• [TASK TO CARRY OUT]
Leaving out the pictures, please retype each record exactly.
#####
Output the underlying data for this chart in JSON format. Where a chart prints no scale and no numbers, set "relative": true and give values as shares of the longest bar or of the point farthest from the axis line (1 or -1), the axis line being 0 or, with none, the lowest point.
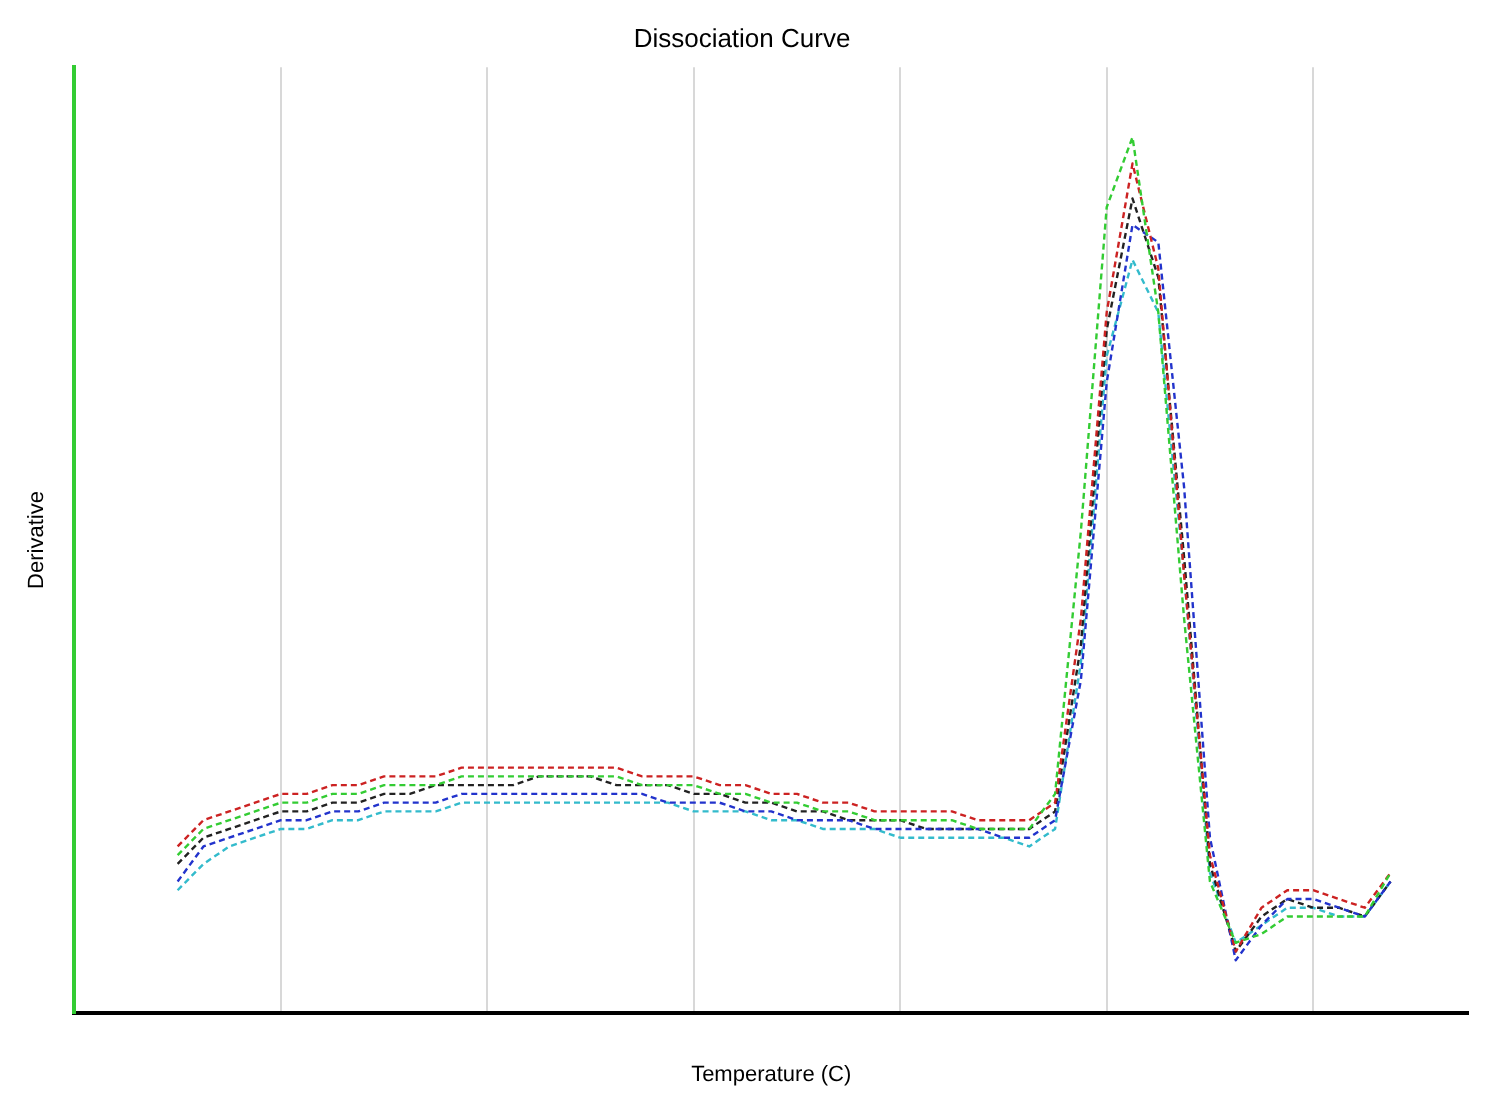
{
  "chart_data": {
    "type": "line",
    "title": "Dissociation Curve",
    "xlabel": "Temperature (C)",
    "ylabel": "Derivative",
    "relative": true,
    "grid": "x",
    "legend": false,
    "marker": "none",
    "line_style": "dashed",
    "categories": [
      null,
      null,
      null,
      null,
      null,
      null,
      null,
      null,
      null,
      null,
      null,
      null,
      null,
      null,
      null,
      null,
      null,
      null,
      null,
      null,
      null,
      null,
      null,
      null,
      null,
      null,
      null,
      null,
      null,
      null,
      null,
      null,
      null,
      null,
      null,
      null,
      null,
      null,
      null,
      null,
      null,
      null,
      null,
      null,
      null,
      null,
      null,
      null,
      null,
      null,
      null,
      null,
      null,
      null,
      null
    ],
    "series": [
      {
        "color": "#33cc33",
        "values": [
          null,
          null,
          null,
          null,
          0.18,
          0.21,
          0.22,
          0.23,
          0.24,
          0.24,
          0.25,
          0.25,
          0.26,
          0.26,
          0.26,
          0.27,
          0.27,
          0.27,
          0.27,
          0.27,
          0.27,
          0.27,
          0.26,
          0.26,
          0.26,
          0.25,
          0.25,
          0.24,
          0.24,
          0.23,
          0.23,
          0.22,
          0.22,
          0.22,
          0.22,
          0.21,
          0.21,
          0.21,
          0.25,
          0.55,
          0.92,
          1.0,
          0.8,
          0.45,
          0.15,
          0.08,
          0.09,
          0.11,
          0.11,
          0.11,
          0.11,
          0.16,
          null,
          null,
          null
        ]
      },
      {
        "color": "#cc2222",
        "values": [
          null,
          null,
          null,
          null,
          0.19,
          0.22,
          0.23,
          0.24,
          0.25,
          0.25,
          0.26,
          0.26,
          0.27,
          0.27,
          0.27,
          0.28,
          0.28,
          0.28,
          0.28,
          0.28,
          0.28,
          0.28,
          0.27,
          0.27,
          0.27,
          0.26,
          0.26,
          0.25,
          0.25,
          0.24,
          0.24,
          0.23,
          0.23,
          0.23,
          0.23,
          0.22,
          0.22,
          0.22,
          0.24,
          0.45,
          0.8,
          0.97,
          0.85,
          0.5,
          0.18,
          0.07,
          0.12,
          0.14,
          0.14,
          0.13,
          0.12,
          0.16,
          null,
          null,
          null
        ]
      },
      {
        "color": "#2233cc",
        "values": [
          null,
          null,
          null,
          null,
          0.15,
          0.19,
          0.2,
          0.21,
          0.22,
          0.22,
          0.23,
          0.23,
          0.24,
          0.24,
          0.24,
          0.25,
          0.25,
          0.25,
          0.25,
          0.25,
          0.25,
          0.25,
          0.25,
          0.24,
          0.24,
          0.24,
          0.23,
          0.23,
          0.22,
          0.22,
          0.22,
          0.21,
          0.21,
          0.21,
          0.21,
          0.21,
          0.2,
          0.2,
          0.22,
          0.38,
          0.72,
          0.9,
          0.88,
          0.6,
          0.2,
          0.06,
          0.1,
          0.13,
          0.13,
          0.12,
          0.11,
          0.15,
          null,
          null,
          null
        ]
      },
      {
        "color": "#222222",
        "values": [
          null,
          null,
          null,
          null,
          0.17,
          0.2,
          0.21,
          0.22,
          0.23,
          0.23,
          0.24,
          0.24,
          0.25,
          0.25,
          0.26,
          0.26,
          0.26,
          0.26,
          0.27,
          0.27,
          0.27,
          0.26,
          0.26,
          0.26,
          0.25,
          0.25,
          0.24,
          0.24,
          0.23,
          0.23,
          0.22,
          0.22,
          0.22,
          0.21,
          0.21,
          0.21,
          0.21,
          0.21,
          0.23,
          0.42,
          0.78,
          0.93,
          0.84,
          0.52,
          0.17,
          0.07,
          0.11,
          0.13,
          0.12,
          0.12,
          0.11,
          0.15,
          null,
          null,
          null
        ]
      },
      {
        "color": "#33bbcc",
        "values": [
          null,
          null,
          null,
          null,
          0.14,
          0.17,
          0.19,
          0.2,
          0.21,
          0.21,
          0.22,
          0.22,
          0.23,
          0.23,
          0.23,
          0.24,
          0.24,
          0.24,
          0.24,
          0.24,
          0.24,
          0.24,
          0.24,
          0.24,
          0.23,
          0.23,
          0.23,
          0.22,
          0.22,
          0.21,
          0.21,
          0.21,
          0.2,
          0.2,
          0.2,
          0.2,
          0.2,
          0.19,
          0.21,
          0.4,
          0.75,
          0.86,
          0.8,
          0.5,
          0.16,
          0.08,
          0.1,
          0.12,
          0.12,
          0.11,
          0.11,
          0.15,
          null,
          null,
          null
        ]
      }
    ]
  }
}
#####
• [RESPONSE FOR THIS EXERCISE]
Output the underlying data for this chart in JSON format. Where a chart prints no scale and no numbers, set "relative": true and give values as shares of the longest bar or of the point farthest from the axis line (1 or -1), the axis line being 0 or, with none, the lowest point.
{
  "chart_data": {
    "type": "line",
    "title": "Dissociation Curve",
    "xlabel": "Temperature (C)",
    "ylabel": "Derivative",
    "relative": true,
    "grid": "x",
    "legend": false,
    "marker": "none",
    "line_style": "dashed",
    "categories": [
      null,
      null,
      null,
      null,
      null,
      null,
      null,
      null,
      null,
      null,
      null,
      null,
      null,
      null,
      null,
      null,
      null,
      null,
      null,
      null,
      null,
      null,
      null,
      null,
      null,
      null,
      null,
      null,
      null,
      null,
      null,
      null,
      null,
      null,
      null,
      null,
      null,
      null,
      null,
      null,
      null,
      null,
      null,
      null,
      null,
      null,
      null,
      null,
      null,
      null,
      null,
      null,
      null,
      null,
      null
    ],
    "series": [
      {
        "color": "#33cc33",
        "values": [
          null,
          null,
          null,
          null,
          0.18,
          0.21,
          0.22,
          0.23,
          0.24,
          0.24,
          0.25,
          0.25,
          0.26,
          0.26,
          0.26,
          0.27,
          0.27,
          0.27,
          0.27,
          0.27,
          0.27,
          0.27,
          0.26,
          0.26,
          0.26,
          0.25,
          0.25,
          0.24,
          0.24,
          0.23,
          0.23,
          0.22,
          0.22,
          0.22,
          0.22,
          0.21,
          0.21,
          0.21,
          0.25,
          0.55,
          0.92,
          1.0,
          0.8,
          0.45,
          0.15,
          0.08,
          0.09,
          0.11,
          0.11,
          0.11,
          0.11,
          0.16,
          null,
          null,
          null
        ]
      },
      {
        "color": "#cc2222",
        "values": [
          null,
          null,
          null,
          null,
          0.19,
          0.22,
          0.23,
          0.24,
          0.25,
          0.25,
          0.26,
          0.26,
          0.27,
          0.27,
          0.27,
          0.28,
          0.28,
          0.28,
          0.28,
          0.28,
          0.28,
          0.28,
          0.27,
          0.27,
          0.27,
          0.26,
          0.26,
          0.25,
          0.25,
          0.24,
          0.24,
          0.23,
          0.23,
          0.23,
          0.23,
          0.22,
          0.22,
          0.22,
          0.24,
          0.45,
          0.8,
          0.97,
          0.85,
          0.5,
          0.18,
          0.07,
          0.12,
          0.14,
          0.14,
          0.13,
          0.12,
          0.16,
          null,
          null,
          null
        ]
      },
      {
        "color": "#2233cc",
        "values": [
          null,
          null,
          null,
          null,
          0.15,
          0.19,
          0.2,
          0.21,
          0.22,
          0.22,
          0.23,
          0.23,
          0.24,
          0.24,
          0.24,
          0.25,
          0.25,
          0.25,
          0.25,
          0.25,
          0.25,
          0.25,
          0.25,
          0.24,
          0.24,
          0.24,
          0.23,
          0.23,
          0.22,
          0.22,
          0.22,
          0.21,
          0.21,
          0.21,
          0.21,
          0.21,
          0.2,
          0.2,
          0.22,
          0.38,
          0.72,
          0.9,
          0.88,
          0.6,
          0.2,
          0.06,
          0.1,
          0.13,
          0.13,
          0.12,
          0.11,
          0.15,
          null,
          null,
          null
        ]
      },
      {
        "color": "#222222",
        "values": [
          null,
          null,
          null,
          null,
          0.17,
          0.2,
          0.21,
          0.22,
          0.23,
          0.23,
          0.24,
          0.24,
          0.25,
          0.25,
          0.26,
          0.26,
          0.26,
          0.26,
          0.27,
          0.27,
          0.27,
          0.26,
          0.26,
          0.26,
          0.25,
          0.25,
          0.24,
          0.24,
          0.23,
          0.23,
          0.22,
          0.22,
          0.22,
          0.21,
          0.21,
          0.21,
          0.21,
          0.21,
          0.23,
          0.42,
          0.78,
          0.93,
          0.84,
          0.52,
          0.17,
          0.07,
          0.11,
          0.13,
          0.12,
          0.12,
          0.11,
          0.15,
          null,
          null,
          null
        ]
      },
      {
        "color": "#33bbcc",
        "values": [
          null,
          null,
          null,
          null,
          0.14,
          0.17,
          0.19,
          0.2,
          0.21,
          0.21,
          0.22,
          0.22,
          0.23,
          0.23,
          0.23,
          0.24,
          0.24,
          0.24,
          0.24,
          0.24,
          0.24,
          0.24,
          0.24,
          0.24,
          0.23,
          0.23,
          0.23,
          0.22,
          0.22,
          0.21,
          0.21,
          0.21,
          0.2,
          0.2,
          0.2,
          0.2,
          0.2,
          0.19,
          0.21,
          0.4,
          0.75,
          0.86,
          0.8,
          0.5,
          0.16,
          0.08,
          0.1,
          0.12,
          0.12,
          0.11,
          0.11,
          0.15,
          null,
          null,
          null
        ]
      }
    ]
  }
}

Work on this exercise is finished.